# GOAL
Check each line for the string "smaller" and give only the count of lines that have it.

___ TASK INPUT ___

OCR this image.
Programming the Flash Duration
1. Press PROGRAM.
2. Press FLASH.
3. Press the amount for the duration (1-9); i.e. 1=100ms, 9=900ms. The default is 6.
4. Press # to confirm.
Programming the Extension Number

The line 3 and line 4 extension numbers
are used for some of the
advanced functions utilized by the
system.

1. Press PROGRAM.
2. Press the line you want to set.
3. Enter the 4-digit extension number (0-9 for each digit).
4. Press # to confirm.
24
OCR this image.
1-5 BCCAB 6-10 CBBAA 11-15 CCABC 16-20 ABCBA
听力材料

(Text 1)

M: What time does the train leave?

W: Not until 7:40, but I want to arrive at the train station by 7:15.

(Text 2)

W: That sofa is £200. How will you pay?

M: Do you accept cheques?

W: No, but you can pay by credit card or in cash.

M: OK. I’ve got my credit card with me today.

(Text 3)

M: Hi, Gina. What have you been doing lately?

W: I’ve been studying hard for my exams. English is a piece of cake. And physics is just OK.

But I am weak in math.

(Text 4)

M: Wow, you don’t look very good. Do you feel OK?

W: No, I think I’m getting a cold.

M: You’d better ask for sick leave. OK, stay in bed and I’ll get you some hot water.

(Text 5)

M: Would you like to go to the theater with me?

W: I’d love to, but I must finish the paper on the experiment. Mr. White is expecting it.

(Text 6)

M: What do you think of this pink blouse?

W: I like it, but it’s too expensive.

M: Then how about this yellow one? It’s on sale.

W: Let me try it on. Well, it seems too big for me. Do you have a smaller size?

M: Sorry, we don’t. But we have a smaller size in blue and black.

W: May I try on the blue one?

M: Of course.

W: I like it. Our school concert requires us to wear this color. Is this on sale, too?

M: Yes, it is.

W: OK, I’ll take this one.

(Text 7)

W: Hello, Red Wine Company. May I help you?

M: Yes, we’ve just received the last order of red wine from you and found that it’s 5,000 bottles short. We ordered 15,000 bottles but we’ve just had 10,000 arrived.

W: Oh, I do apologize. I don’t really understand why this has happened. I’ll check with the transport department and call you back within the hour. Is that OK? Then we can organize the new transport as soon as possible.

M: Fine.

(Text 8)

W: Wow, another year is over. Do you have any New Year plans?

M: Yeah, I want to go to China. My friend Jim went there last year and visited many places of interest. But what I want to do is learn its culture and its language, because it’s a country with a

___

# RESULT OF THIS EXERCISE
2